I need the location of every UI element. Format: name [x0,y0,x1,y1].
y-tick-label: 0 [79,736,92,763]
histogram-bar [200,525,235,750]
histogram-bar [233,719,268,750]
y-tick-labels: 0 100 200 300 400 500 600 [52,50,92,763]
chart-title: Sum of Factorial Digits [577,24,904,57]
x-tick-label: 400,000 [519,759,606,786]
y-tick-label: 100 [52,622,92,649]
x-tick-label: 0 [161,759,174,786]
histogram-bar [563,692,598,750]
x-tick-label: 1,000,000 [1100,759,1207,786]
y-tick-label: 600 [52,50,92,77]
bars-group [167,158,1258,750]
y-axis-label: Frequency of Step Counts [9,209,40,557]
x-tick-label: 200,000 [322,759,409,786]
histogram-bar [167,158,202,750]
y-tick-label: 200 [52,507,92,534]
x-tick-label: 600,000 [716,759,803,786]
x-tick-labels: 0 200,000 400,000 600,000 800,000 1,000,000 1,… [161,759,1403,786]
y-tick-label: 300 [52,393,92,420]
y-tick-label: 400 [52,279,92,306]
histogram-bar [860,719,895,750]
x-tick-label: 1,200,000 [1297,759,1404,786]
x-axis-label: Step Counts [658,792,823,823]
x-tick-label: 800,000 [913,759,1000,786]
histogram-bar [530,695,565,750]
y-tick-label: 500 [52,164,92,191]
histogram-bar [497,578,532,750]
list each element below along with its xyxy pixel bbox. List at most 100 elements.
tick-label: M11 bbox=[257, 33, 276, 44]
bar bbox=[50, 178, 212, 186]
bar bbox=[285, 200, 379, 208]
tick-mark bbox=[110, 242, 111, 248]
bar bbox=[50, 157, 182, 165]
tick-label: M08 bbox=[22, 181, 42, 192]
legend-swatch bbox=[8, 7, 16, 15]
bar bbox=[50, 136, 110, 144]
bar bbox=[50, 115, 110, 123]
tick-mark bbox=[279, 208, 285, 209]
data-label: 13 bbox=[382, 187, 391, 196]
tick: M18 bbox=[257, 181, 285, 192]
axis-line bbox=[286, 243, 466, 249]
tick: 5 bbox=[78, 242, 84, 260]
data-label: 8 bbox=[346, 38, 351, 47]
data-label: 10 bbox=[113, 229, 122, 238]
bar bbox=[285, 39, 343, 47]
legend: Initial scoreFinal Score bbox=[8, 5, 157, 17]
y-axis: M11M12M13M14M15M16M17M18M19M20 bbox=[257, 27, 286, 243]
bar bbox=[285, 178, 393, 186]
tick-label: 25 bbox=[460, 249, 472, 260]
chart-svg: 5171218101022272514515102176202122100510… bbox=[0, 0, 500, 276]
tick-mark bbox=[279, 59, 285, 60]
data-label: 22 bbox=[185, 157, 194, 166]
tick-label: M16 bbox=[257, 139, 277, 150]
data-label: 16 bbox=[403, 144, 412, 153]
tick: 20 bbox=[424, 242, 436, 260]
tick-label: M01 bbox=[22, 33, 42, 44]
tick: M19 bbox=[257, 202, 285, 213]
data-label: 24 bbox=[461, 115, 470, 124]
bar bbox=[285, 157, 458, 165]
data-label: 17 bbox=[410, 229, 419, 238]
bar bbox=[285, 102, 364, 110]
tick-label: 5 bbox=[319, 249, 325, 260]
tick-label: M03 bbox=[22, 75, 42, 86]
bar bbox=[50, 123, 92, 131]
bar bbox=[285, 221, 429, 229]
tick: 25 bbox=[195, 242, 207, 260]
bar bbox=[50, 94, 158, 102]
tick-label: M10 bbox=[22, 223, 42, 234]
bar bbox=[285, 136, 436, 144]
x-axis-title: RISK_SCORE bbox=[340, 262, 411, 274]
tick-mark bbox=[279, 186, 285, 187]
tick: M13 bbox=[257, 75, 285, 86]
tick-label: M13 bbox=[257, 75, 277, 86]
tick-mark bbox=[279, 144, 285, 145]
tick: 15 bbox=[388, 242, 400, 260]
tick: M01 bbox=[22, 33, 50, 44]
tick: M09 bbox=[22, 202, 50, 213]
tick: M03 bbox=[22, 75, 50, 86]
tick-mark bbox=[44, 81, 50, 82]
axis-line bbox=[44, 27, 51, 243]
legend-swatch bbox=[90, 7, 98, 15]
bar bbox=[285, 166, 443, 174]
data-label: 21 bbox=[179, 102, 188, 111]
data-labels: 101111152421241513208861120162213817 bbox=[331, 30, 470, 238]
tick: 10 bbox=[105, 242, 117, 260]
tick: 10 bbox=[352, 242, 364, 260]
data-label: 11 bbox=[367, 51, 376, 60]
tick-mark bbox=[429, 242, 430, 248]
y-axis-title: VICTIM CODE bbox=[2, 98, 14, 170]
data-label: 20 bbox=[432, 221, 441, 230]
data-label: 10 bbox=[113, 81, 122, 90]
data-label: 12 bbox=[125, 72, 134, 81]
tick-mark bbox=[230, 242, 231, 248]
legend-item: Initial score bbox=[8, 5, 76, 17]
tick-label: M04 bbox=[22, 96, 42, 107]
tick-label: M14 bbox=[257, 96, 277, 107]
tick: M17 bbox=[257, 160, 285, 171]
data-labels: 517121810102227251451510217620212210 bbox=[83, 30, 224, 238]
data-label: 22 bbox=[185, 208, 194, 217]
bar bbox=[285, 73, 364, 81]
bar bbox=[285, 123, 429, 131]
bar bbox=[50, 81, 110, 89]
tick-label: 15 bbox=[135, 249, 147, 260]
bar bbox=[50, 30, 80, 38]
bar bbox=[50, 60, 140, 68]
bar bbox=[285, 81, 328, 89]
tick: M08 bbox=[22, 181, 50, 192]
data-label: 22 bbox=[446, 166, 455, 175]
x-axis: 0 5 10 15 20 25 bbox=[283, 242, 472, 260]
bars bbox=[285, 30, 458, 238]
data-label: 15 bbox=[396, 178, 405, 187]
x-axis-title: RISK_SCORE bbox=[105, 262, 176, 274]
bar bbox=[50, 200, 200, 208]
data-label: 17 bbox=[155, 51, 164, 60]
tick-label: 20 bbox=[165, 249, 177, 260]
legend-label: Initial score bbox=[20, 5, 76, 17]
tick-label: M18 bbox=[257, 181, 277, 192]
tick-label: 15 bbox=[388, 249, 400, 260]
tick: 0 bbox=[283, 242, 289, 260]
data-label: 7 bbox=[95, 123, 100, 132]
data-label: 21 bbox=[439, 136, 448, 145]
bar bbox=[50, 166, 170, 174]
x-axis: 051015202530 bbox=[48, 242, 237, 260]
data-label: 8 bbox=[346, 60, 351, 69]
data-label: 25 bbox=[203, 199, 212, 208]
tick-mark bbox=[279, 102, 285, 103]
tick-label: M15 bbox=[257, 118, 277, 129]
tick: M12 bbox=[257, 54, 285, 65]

————

● Exercise
Please rewrite every line of the listing above as a numbered list, leaving out any blank lines.

● Result for this task
1. I need the location of every UI element. Format: name [x0,y0,x1,y1].
2. y-tick-label: 0 [79,736,92,763]
3. histogram-bar [200,525,235,750]
4. histogram-bar [233,719,268,750]
5. y-tick-labels: 0 100 200 300 400 500 600 [52,50,92,763]
6. chart-title: Sum of Factorial Digits [577,24,904,57]
7. x-tick-label: 400,000 [519,759,606,786]
8. y-tick-label: 100 [52,622,92,649]
9. x-tick-label: 0 [161,759,174,786]
10. histogram-bar [563,692,598,750]
11. x-tick-label: 1,000,000 [1100,759,1207,786]
12. y-tick-label: 600 [52,50,92,77]
13. bars-group [167,158,1258,750]
14. y-axis-label: Frequency of Step Counts [9,209,40,557]
15. x-tick-label: 200,000 [322,759,409,786]
16. histogram-bar [167,158,202,750]
17. y-tick-label: 200 [52,507,92,534]
18. x-tick-label: 600,000 [716,759,803,786]
19. x-tick-labels: 0 200,000 400,000 600,000 800,000 1,000,000 1,… [161,759,1403,786]
20. y-tick-label: 300 [52,393,92,420]
21. y-tick-label: 400 [52,279,92,306]
22. histogram-bar [860,719,895,750]
23. x-tick-label: 1,200,000 [1297,759,1404,786]
24. x-axis-label: Step Counts [658,792,823,823]
25. x-tick-label: 800,000 [913,759,1000,786]
26. histogram-bar [530,695,565,750]
27. y-tick-label: 500 [52,164,92,191]
28. histogram-bar [497,578,532,750]
29. list each element below along with its xyxy pixel bbox. List at most 100 elements.
30. tick-label: M11 bbox=[257, 33, 276, 44]
31. bar bbox=[50, 178, 212, 186]
32. bar bbox=[285, 200, 379, 208]
33. tick-mark bbox=[110, 242, 111, 248]
34. bar bbox=[50, 157, 182, 165]
35. tick-label: M08 bbox=[22, 181, 42, 192]
36. legend-swatch bbox=[8, 7, 16, 15]
37. bar bbox=[50, 136, 110, 144]
38. bar bbox=[50, 115, 110, 123]
39. tick-mark bbox=[279, 208, 285, 209]
40. data-label: 13 bbox=[382, 187, 391, 196]
41. tick: M18 bbox=[257, 181, 285, 192]
42. axis-line bbox=[286, 243, 466, 249]
43. tick: 5 bbox=[78, 242, 84, 260]
44. data-label: 8 bbox=[346, 38, 351, 47]
45. data-label: 10 bbox=[113, 229, 122, 238]
46. bar bbox=[285, 39, 343, 47]
47. legend: Initial scoreFinal Score bbox=[8, 5, 157, 17]
48. y-axis: M11M12M13M14M15M16M17M18M19M20 bbox=[257, 27, 286, 243]
49. bar bbox=[285, 178, 393, 186]
50. tick-label: 25 bbox=[460, 249, 472, 260]
51. chart-svg: 5171218101022272514515102176202122100510… bbox=[0, 0, 500, 276]
52. tick-mark bbox=[279, 59, 285, 60]
53. data-label: 22 bbox=[185, 157, 194, 166]
54. tick-label: M16 bbox=[257, 139, 277, 150]
55. data-label: 16 bbox=[403, 144, 412, 153]
56. tick: 20 bbox=[424, 242, 436, 260]
57. tick-label: M01 bbox=[22, 33, 42, 44]
58. tick: M19 bbox=[257, 202, 285, 213]
59. data-label: 24 bbox=[461, 115, 470, 124]
60. bar bbox=[285, 157, 458, 165]
61. data-label: 17 bbox=[410, 229, 419, 238]
62. bar bbox=[285, 102, 364, 110]
63. tick-label: 5 bbox=[319, 249, 325, 260]
64. tick-label: M03 bbox=[22, 75, 42, 86]
65. bar bbox=[50, 123, 92, 131]
66. bar bbox=[285, 221, 429, 229]
67. tick: 25 bbox=[195, 242, 207, 260]
68. bar bbox=[50, 94, 158, 102]
69. tick-label: M10 bbox=[22, 223, 42, 234]
70. bar bbox=[285, 136, 436, 144]
71. x-axis-title: RISK_SCORE bbox=[340, 262, 411, 274]
72. tick-mark bbox=[279, 186, 285, 187]
73. tick: M13 bbox=[257, 75, 285, 86]
74. tick-label: M13 bbox=[257, 75, 277, 86]
75. tick-mark bbox=[279, 144, 285, 145]
76. tick: 15 bbox=[388, 242, 400, 260]
77. tick: M01 bbox=[22, 33, 50, 44]
78. tick: M09 bbox=[22, 202, 50, 213]
79. tick: M03 bbox=[22, 75, 50, 86]
80. tick-mark bbox=[44, 81, 50, 82]
81. axis-line bbox=[44, 27, 51, 243]
82. legend-swatch bbox=[90, 7, 98, 15]
83. bar bbox=[285, 166, 443, 174]
84. data-label: 21 bbox=[179, 102, 188, 111]
85. data-labels: 101111152421241513208861120162213817 bbox=[331, 30, 470, 238]
86. tick: 10 bbox=[105, 242, 117, 260]
87. tick: 10 bbox=[352, 242, 364, 260]
88. data-label: 11 bbox=[367, 51, 376, 60]
89. tick-mark bbox=[429, 242, 430, 248]
90. y-axis-title: VICTIM CODE bbox=[2, 98, 14, 170]
91. data-label: 20 bbox=[432, 221, 441, 230]
92. data-label: 10 bbox=[113, 81, 122, 90]
93. data-label: 12 bbox=[125, 72, 134, 81]
94. tick-mark bbox=[230, 242, 231, 248]
95. legend-item: Initial score bbox=[8, 5, 76, 17]
96. tick-label: M04 bbox=[22, 96, 42, 107]
97. tick-label: M14 bbox=[257, 96, 277, 107]
98. tick: M17 bbox=[257, 160, 285, 171]
99. data-labels: 517121810102227251451510217620212210 bbox=[83, 30, 224, 238]
100. data-label: 22 bbox=[185, 208, 194, 217]
101. bar bbox=[285, 73, 364, 81]
102. bar bbox=[285, 123, 429, 131]
103. bar bbox=[50, 81, 110, 89]
104. tick-label: 15 bbox=[135, 249, 147, 260]
105. bar bbox=[50, 30, 80, 38]
106. bar bbox=[50, 60, 140, 68]
107. bar bbox=[285, 81, 328, 89]
108. tick: M08 bbox=[22, 181, 50, 192]
109. data-label: 22 bbox=[446, 166, 455, 175]
110. x-axis: 0 5 10 15 20 25 bbox=[283, 242, 472, 260]
111. bars bbox=[285, 30, 458, 238]
112. data-label: 15 bbox=[396, 178, 405, 187]
113. x-axis-title: RISK_SCORE bbox=[105, 262, 176, 274]
114. bar bbox=[50, 200, 200, 208]
115. data-label: 17 bbox=[155, 51, 164, 60]
116. tick-label: 20 bbox=[165, 249, 177, 260]
117. legend-label: Initial score bbox=[20, 5, 76, 17]
118. tick-label: M18 bbox=[257, 181, 277, 192]
119. tick-label: 15 bbox=[388, 249, 400, 260]
120. tick: 0 bbox=[283, 242, 289, 260]
121. data-label: 7 bbox=[95, 123, 100, 132]
122. data-label: 21 bbox=[439, 136, 448, 145]
123. bar bbox=[50, 166, 170, 174]
124. x-axis: 051015202530 bbox=[48, 242, 237, 260]
125. data-label: 8 bbox=[346, 60, 351, 69]
126. data-label: 25 bbox=[203, 199, 212, 208]
127. tick-mark bbox=[279, 102, 285, 103]
128. tick-label: M15 bbox=[257, 118, 277, 129]
129. tick: M12 bbox=[257, 54, 285, 65]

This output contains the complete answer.